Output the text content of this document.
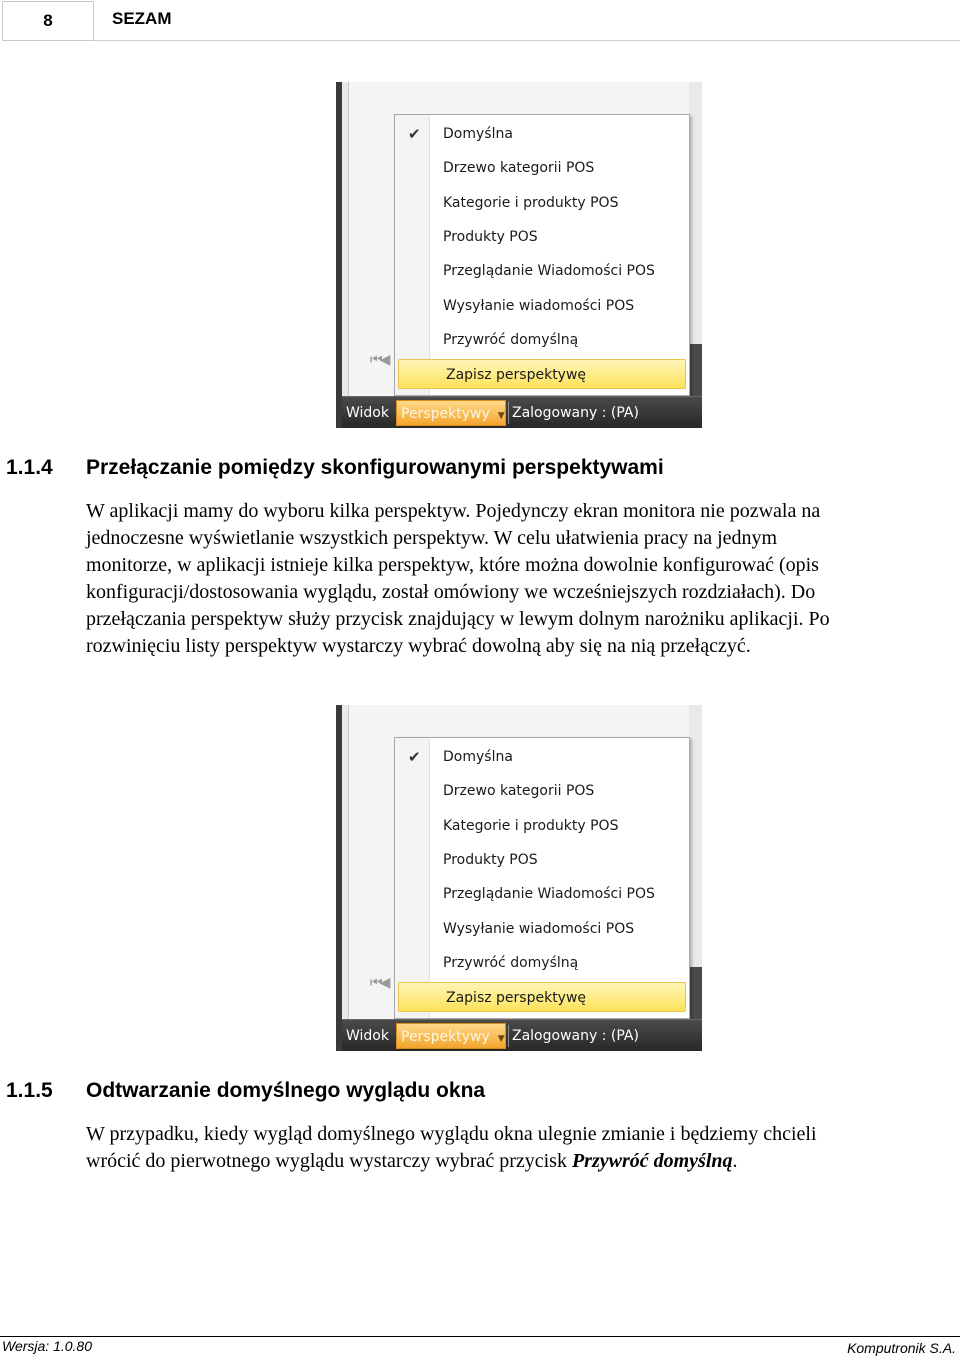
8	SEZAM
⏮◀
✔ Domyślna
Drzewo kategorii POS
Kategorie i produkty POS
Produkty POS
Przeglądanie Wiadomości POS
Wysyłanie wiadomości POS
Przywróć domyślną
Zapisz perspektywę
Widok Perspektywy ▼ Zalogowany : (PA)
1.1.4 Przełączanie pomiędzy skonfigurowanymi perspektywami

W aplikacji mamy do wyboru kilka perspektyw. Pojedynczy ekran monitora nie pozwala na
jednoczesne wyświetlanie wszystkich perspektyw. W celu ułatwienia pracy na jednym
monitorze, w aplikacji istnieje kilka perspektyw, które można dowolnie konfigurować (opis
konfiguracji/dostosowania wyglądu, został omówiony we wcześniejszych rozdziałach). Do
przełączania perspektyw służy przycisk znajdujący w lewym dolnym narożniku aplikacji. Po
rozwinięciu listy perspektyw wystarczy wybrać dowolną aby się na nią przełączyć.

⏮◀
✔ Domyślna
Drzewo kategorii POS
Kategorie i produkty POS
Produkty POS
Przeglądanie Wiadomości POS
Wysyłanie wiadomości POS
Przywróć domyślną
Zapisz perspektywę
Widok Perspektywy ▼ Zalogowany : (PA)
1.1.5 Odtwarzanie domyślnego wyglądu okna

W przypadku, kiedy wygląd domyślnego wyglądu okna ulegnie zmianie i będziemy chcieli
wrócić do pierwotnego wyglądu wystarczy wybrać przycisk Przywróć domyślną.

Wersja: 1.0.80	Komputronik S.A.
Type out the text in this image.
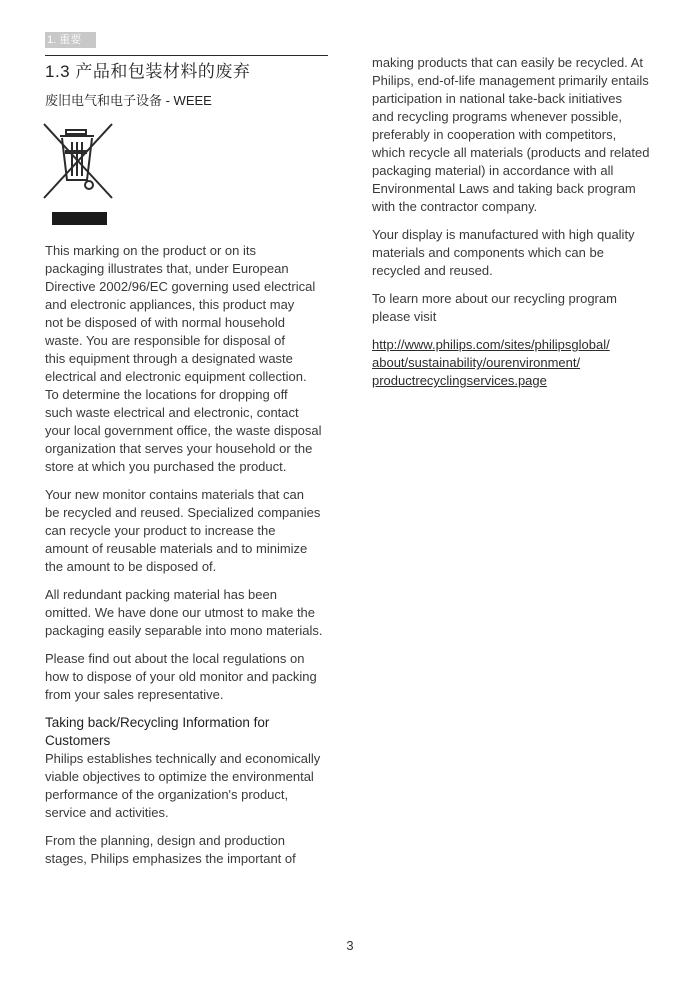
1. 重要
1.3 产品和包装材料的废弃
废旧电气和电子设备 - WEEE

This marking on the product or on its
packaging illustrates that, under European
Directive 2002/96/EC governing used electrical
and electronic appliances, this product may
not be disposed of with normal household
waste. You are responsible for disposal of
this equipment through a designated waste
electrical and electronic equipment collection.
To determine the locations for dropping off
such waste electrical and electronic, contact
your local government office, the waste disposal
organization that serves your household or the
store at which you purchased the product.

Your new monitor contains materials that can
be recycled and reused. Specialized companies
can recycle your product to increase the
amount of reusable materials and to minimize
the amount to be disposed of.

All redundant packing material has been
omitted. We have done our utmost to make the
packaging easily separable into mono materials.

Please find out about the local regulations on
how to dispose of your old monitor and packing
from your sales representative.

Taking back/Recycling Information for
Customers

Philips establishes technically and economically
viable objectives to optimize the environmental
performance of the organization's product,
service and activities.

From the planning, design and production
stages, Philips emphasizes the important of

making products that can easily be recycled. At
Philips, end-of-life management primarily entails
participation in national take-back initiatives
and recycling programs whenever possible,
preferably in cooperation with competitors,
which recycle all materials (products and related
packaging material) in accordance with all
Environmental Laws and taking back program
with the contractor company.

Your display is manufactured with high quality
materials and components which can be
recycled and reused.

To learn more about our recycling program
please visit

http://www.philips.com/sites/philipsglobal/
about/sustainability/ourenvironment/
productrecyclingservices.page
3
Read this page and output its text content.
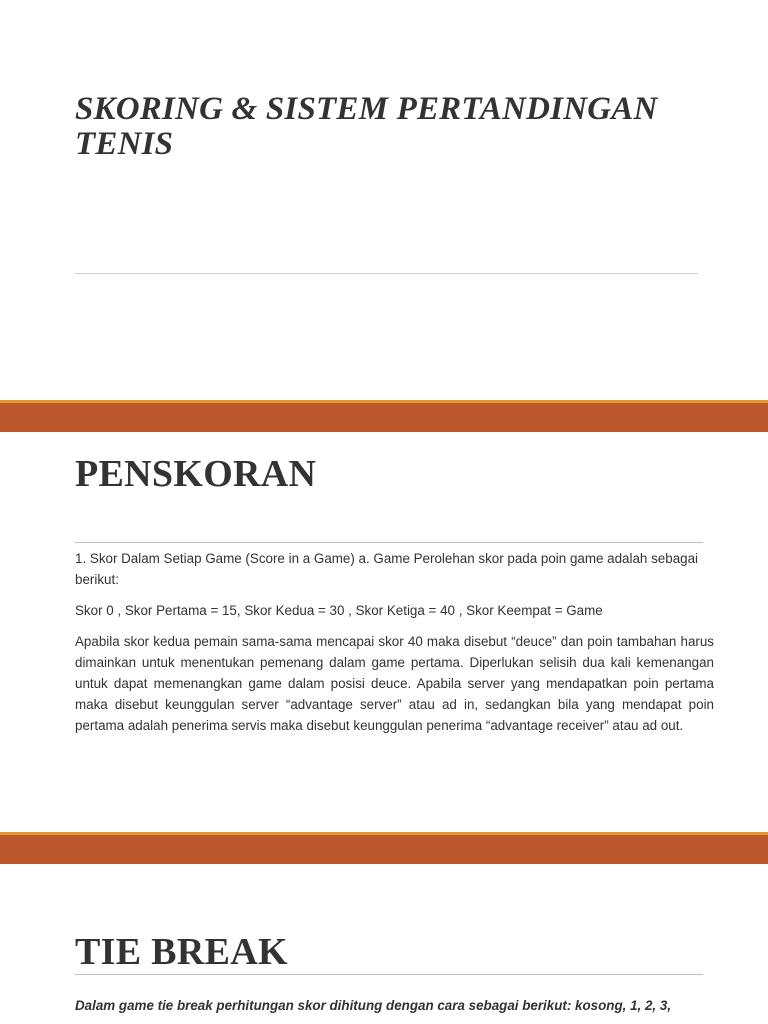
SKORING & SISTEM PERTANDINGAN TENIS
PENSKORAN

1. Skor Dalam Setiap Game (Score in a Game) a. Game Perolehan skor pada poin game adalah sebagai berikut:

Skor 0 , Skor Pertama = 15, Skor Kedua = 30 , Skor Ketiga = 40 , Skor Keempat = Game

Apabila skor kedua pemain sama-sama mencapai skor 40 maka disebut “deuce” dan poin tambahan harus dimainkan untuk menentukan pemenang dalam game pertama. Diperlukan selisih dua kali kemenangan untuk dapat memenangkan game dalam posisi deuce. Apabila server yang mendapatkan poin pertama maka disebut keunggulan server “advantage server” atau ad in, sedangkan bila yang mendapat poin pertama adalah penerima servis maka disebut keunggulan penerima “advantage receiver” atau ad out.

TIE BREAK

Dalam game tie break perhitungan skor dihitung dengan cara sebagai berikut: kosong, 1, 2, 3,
=-=-=-=-=
Goal of the exercise. Leave out the pictures and transcribe the entries above exactly.

Result.
Output the text content of this document.
8	SEZAM
⏮◀
✔ Domyślna
Drzewo kategorii POS
Kategorie i produkty POS
Produkty POS
Przeglądanie Wiadomości POS
Wysyłanie wiadomości POS
Przywróć domyślną
Zapisz perspektywę
Widok Perspektywy ▼ Zalogowany : (PA)
1.1.4 Przełączanie pomiędzy skonfigurowanymi perspektywami

W aplikacji mamy do wyboru kilka perspektyw. Pojedynczy ekran monitora nie pozwala na
jednoczesne wyświetlanie wszystkich perspektyw. W celu ułatwienia pracy na jednym
monitorze, w aplikacji istnieje kilka perspektyw, które można dowolnie konfigurować (opis
konfiguracji/dostosowania wyglądu, został omówiony we wcześniejszych rozdziałach). Do
przełączania perspektyw służy przycisk znajdujący w lewym dolnym narożniku aplikacji. Po
rozwinięciu listy perspektyw wystarczy wybrać dowolną aby się na nią przełączyć.

⏮◀
✔ Domyślna
Drzewo kategorii POS
Kategorie i produkty POS
Produkty POS
Przeglądanie Wiadomości POS
Wysyłanie wiadomości POS
Przywróć domyślną
Zapisz perspektywę
Widok Perspektywy ▼ Zalogowany : (PA)
1.1.5 Odtwarzanie domyślnego wyglądu okna

W przypadku, kiedy wygląd domyślnego wyglądu okna ulegnie zmianie i będziemy chcieli
wrócić do pierwotnego wyglądu wystarczy wybrać przycisk Przywróć domyślną.

Wersja: 1.0.80	Komputronik S.A.
Type out the text in this image.
1. 重要
1.3 产品和包装材料的废弃
废旧电气和电子设备 - WEEE

This marking on the product or on its
packaging illustrates that, under European
Directive 2002/96/EC governing used electrical
and electronic appliances, this product may
not be disposed of with normal household
waste. You are responsible for disposal of
this equipment through a designated waste
electrical and electronic equipment collection.
To determine the locations for dropping off
such waste electrical and electronic, contact
your local government office, the waste disposal
organization that serves your household or the
store at which you purchased the product.

Your new monitor contains materials that can
be recycled and reused. Specialized companies
can recycle your product to increase the
amount of reusable materials and to minimize
the amount to be disposed of.

All redundant packing material has been
omitted. We have done our utmost to make the
packaging easily separable into mono materials.

Please find out about the local regulations on
how to dispose of your old monitor and packing
from your sales representative.

Taking back/Recycling Information for
Customers

Philips establishes technically and economically
viable objectives to optimize the environmental
performance of the organization's product,
service and activities.

From the planning, design and production
stages, Philips emphasizes the important of

making products that can easily be recycled. At
Philips, end-of-life management primarily entails
participation in national take-back initiatives
and recycling programs whenever possible,
preferably in cooperation with competitors,
which recycle all materials (products and related
packaging material) in accordance with all
Environmental Laws and taking back program
with the contractor company.

Your display is manufactured with high quality
materials and components which can be
recycled and reused.

To learn more about our recycling program
please visit

http://www.philips.com/sites/philipsglobal/
about/sustainability/ourenvironment/
productrecyclingservices.page
3
Read this page and output its text content.
SKORING & SISTEM PERTANDINGAN TENIS
PENSKORAN

1. Skor Dalam Setiap Game (Score in a Game) a. Game Perolehan skor pada poin game adalah sebagai berikut:

Skor 0 , Skor Pertama = 15, Skor Kedua = 30 , Skor Ketiga = 40 , Skor Keempat = Game

Apabila skor kedua pemain sama-sama mencapai skor 40 maka disebut “deuce” dan poin tambahan harus dimainkan untuk menentukan pemenang dalam game pertama. Diperlukan selisih dua kali kemenangan untuk dapat memenangkan game dalam posisi deuce. Apabila server yang mendapatkan poin pertama maka disebut keunggulan server “advantage server” atau ad in, sedangkan bila yang mendapat poin pertama adalah penerima servis maka disebut keunggulan penerima “advantage receiver” atau ad out.

TIE BREAK

Dalam game tie break perhitungan skor dihitung dengan cara sebagai berikut: kosong, 1, 2, 3,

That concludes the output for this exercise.